PROVIDED ENTRIES:
+ + + + +

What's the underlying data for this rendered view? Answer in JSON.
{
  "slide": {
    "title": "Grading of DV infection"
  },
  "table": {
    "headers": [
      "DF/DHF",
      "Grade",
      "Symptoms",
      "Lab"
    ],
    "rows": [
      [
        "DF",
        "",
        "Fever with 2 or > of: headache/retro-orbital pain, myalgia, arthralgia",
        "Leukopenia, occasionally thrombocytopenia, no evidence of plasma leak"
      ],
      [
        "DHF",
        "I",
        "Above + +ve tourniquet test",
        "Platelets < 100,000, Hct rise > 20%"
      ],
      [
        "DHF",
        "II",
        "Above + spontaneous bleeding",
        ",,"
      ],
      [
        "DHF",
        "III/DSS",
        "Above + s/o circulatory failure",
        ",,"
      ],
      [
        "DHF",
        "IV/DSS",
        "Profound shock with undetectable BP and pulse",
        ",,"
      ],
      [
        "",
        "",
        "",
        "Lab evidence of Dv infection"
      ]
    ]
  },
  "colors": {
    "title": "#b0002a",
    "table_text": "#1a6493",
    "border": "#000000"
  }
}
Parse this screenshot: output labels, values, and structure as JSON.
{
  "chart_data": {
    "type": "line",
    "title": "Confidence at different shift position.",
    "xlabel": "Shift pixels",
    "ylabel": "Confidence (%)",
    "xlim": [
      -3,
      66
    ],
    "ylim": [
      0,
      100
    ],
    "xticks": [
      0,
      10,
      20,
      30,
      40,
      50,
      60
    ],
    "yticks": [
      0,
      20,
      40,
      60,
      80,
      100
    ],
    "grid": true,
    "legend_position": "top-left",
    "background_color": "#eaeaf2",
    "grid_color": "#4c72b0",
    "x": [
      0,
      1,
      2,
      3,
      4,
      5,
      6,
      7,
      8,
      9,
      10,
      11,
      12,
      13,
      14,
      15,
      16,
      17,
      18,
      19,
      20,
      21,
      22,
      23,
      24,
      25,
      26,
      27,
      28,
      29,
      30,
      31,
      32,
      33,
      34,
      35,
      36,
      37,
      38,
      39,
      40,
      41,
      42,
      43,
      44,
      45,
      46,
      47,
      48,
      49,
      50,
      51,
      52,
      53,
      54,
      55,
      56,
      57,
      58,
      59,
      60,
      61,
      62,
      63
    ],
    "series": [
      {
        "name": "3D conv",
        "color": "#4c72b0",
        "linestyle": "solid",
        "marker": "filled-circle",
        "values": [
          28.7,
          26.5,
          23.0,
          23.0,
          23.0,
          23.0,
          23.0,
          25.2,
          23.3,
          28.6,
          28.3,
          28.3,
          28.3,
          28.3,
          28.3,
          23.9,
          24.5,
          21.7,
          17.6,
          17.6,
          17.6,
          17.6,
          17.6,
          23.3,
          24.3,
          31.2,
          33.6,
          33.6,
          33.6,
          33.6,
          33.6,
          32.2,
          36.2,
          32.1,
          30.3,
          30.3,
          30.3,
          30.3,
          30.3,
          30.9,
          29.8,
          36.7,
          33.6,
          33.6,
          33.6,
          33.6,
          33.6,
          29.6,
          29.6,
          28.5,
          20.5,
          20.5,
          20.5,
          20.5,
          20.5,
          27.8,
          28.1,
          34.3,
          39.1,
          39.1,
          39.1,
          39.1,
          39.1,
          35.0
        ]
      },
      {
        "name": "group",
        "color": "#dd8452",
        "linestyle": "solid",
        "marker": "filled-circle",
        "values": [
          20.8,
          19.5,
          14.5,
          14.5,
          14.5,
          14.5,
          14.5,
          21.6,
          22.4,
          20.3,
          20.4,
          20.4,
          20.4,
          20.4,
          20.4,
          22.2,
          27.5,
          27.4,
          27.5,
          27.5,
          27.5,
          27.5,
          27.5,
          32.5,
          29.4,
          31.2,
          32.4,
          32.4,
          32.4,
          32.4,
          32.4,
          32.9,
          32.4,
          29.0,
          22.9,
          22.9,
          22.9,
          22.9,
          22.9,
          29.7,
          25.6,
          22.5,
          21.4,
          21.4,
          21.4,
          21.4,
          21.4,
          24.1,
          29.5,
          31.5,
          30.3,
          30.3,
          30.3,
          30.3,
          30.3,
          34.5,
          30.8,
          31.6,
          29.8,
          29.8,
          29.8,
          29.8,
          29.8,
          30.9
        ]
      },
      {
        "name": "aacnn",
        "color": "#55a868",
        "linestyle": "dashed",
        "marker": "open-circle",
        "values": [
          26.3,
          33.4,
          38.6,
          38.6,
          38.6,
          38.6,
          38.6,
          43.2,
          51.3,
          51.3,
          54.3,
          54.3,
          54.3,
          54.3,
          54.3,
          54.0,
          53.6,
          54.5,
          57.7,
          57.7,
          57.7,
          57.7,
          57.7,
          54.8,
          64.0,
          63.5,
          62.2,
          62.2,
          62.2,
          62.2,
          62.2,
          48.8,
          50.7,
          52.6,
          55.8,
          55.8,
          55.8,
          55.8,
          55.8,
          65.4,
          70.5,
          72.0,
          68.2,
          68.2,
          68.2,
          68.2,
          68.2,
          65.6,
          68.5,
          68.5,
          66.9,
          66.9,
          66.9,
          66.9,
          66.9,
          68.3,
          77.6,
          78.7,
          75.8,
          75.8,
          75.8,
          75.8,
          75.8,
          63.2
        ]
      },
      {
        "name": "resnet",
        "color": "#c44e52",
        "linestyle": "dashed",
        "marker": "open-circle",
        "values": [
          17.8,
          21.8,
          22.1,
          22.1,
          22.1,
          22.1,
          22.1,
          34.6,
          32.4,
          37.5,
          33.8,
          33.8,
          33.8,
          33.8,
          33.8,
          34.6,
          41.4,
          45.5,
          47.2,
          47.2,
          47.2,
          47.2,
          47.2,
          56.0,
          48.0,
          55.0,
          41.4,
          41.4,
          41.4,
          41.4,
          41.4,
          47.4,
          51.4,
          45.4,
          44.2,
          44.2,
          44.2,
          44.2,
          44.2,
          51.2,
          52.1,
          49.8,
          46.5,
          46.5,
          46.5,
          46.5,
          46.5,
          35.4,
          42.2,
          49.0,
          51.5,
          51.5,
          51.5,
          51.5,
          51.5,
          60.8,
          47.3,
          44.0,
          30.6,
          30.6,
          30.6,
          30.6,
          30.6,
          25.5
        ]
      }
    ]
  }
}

+ + + + +

WHAT IS EXPECTED:
Nothing in the listing may be changed; retype it all exactly.

FINAL ANSWER:
What's the underlying data for this rendered view? Answer in JSON.
{
  "slide": {
    "title": "Grading of DV infection"
  },
  "table": {
    "headers": [
      "DF/DHF",
      "Grade",
      "Symptoms",
      "Lab"
    ],
    "rows": [
      [
        "DF",
        "",
        "Fever with 2 or > of: headache/retro-orbital pain, myalgia, arthralgia",
        "Leukopenia, occasionally thrombocytopenia, no evidence of plasma leak"
      ],
      [
        "DHF",
        "I",
        "Above + +ve tourniquet test",
        "Platelets < 100,000, Hct rise > 20%"
      ],
      [
        "DHF",
        "II",
        "Above + spontaneous bleeding",
        ",,"
      ],
      [
        "DHF",
        "III/DSS",
        "Above + s/o circulatory failure",
        ",,"
      ],
      [
        "DHF",
        "IV/DSS",
        "Profound shock with undetectable BP and pulse",
        ",,"
      ],
      [
        "",
        "",
        "",
        "Lab evidence of Dv infection"
      ]
    ]
  },
  "colors": {
    "title": "#b0002a",
    "table_text": "#1a6493",
    "border": "#000000"
  }
}
Parse this screenshot: output labels, values, and structure as JSON.
{
  "chart_data": {
    "type": "line",
    "title": "Confidence at different shift position.",
    "xlabel": "Shift pixels",
    "ylabel": "Confidence (%)",
    "xlim": [
      -3,
      66
    ],
    "ylim": [
      0,
      100
    ],
    "xticks": [
      0,
      10,
      20,
      30,
      40,
      50,
      60
    ],
    "yticks": [
      0,
      20,
      40,
      60,
      80,
      100
    ],
    "grid": true,
    "legend_position": "top-left",
    "background_color": "#eaeaf2",
    "grid_color": "#4c72b0",
    "x": [
      0,
      1,
      2,
      3,
      4,
      5,
      6,
      7,
      8,
      9,
      10,
      11,
      12,
      13,
      14,
      15,
      16,
      17,
      18,
      19,
      20,
      21,
      22,
      23,
      24,
      25,
      26,
      27,
      28,
      29,
      30,
      31,
      32,
      33,
      34,
      35,
      36,
      37,
      38,
      39,
      40,
      41,
      42,
      43,
      44,
      45,
      46,
      47,
      48,
      49,
      50,
      51,
      52,
      53,
      54,
      55,
      56,
      57,
      58,
      59,
      60,
      61,
      62,
      63
    ],
    "series": [
      {
        "name": "3D conv",
        "color": "#4c72b0",
        "linestyle": "solid",
        "marker": "filled-circle",
        "values": [
          28.7,
          26.5,
          23.0,
          23.0,
          23.0,
          23.0,
          23.0,
          25.2,
          23.3,
          28.6,
          28.3,
          28.3,
          28.3,
          28.3,
          28.3,
          23.9,
          24.5,
          21.7,
          17.6,
          17.6,
          17.6,
          17.6,
          17.6,
          23.3,
          24.3,
          31.2,
          33.6,
          33.6,
          33.6,
          33.6,
          33.6,
          32.2,
          36.2,
          32.1,
          30.3,
          30.3,
          30.3,
          30.3,
          30.3,
          30.9,
          29.8,
          36.7,
          33.6,
          33.6,
          33.6,
          33.6,
          33.6,
          29.6,
          29.6,
          28.5,
          20.5,
          20.5,
          20.5,
          20.5,
          20.5,
          27.8,
          28.1,
          34.3,
          39.1,
          39.1,
          39.1,
          39.1,
          39.1,
          35.0
        ]
      },
      {
        "name": "group",
        "color": "#dd8452",
        "linestyle": "solid",
        "marker": "filled-circle",
        "values": [
          20.8,
          19.5,
          14.5,
          14.5,
          14.5,
          14.5,
          14.5,
          21.6,
          22.4,
          20.3,
          20.4,
          20.4,
          20.4,
          20.4,
          20.4,
          22.2,
          27.5,
          27.4,
          27.5,
          27.5,
          27.5,
          27.5,
          27.5,
          32.5,
          29.4,
          31.2,
          32.4,
          32.4,
          32.4,
          32.4,
          32.4,
          32.9,
          32.4,
          29.0,
          22.9,
          22.9,
          22.9,
          22.9,
          22.9,
          29.7,
          25.6,
          22.5,
          21.4,
          21.4,
          21.4,
          21.4,
          21.4,
          24.1,
          29.5,
          31.5,
          30.3,
          30.3,
          30.3,
          30.3,
          30.3,
          34.5,
          30.8,
          31.6,
          29.8,
          29.8,
          29.8,
          29.8,
          29.8,
          30.9
        ]
      },
      {
        "name": "aacnn",
        "color": "#55a868",
        "linestyle": "dashed",
        "marker": "open-circle",
        "values": [
          26.3,
          33.4,
          38.6,
          38.6,
          38.6,
          38.6,
          38.6,
          43.2,
          51.3,
          51.3,
          54.3,
          54.3,
          54.3,
          54.3,
          54.3,
          54.0,
          53.6,
          54.5,
          57.7,
          57.7,
          57.7,
          57.7,
          57.7,
          54.8,
          64.0,
          63.5,
          62.2,
          62.2,
          62.2,
          62.2,
          62.2,
          48.8,
          50.7,
          52.6,
          55.8,
          55.8,
          55.8,
          55.8,
          55.8,
          65.4,
          70.5,
          72.0,
          68.2,
          68.2,
          68.2,
          68.2,
          68.2,
          65.6,
          68.5,
          68.5,
          66.9,
          66.9,
          66.9,
          66.9,
          66.9,
          68.3,
          77.6,
          78.7,
          75.8,
          75.8,
          75.8,
          75.8,
          75.8,
          63.2
        ]
      },
      {
        "name": "resnet",
        "color": "#c44e52",
        "linestyle": "dashed",
        "marker": "open-circle",
        "values": [
          17.8,
          21.8,
          22.1,
          22.1,
          22.1,
          22.1,
          22.1,
          34.6,
          32.4,
          37.5,
          33.8,
          33.8,
          33.8,
          33.8,
          33.8,
          34.6,
          41.4,
          45.5,
          47.2,
          47.2,
          47.2,
          47.2,
          47.2,
          56.0,
          48.0,
          55.0,
          41.4,
          41.4,
          41.4,
          41.4,
          41.4,
          47.4,
          51.4,
          45.4,
          44.2,
          44.2,
          44.2,
          44.2,
          44.2,
          51.2,
          52.1,
          49.8,
          46.5,
          46.5,
          46.5,
          46.5,
          46.5,
          35.4,
          42.2,
          49.0,
          51.5,
          51.5,
          51.5,
          51.5,
          51.5,
          60.8,
          47.3,
          44.0,
          30.6,
          30.6,
          30.6,
          30.6,
          30.6,
          25.5
        ]
      }
    ]
  }
}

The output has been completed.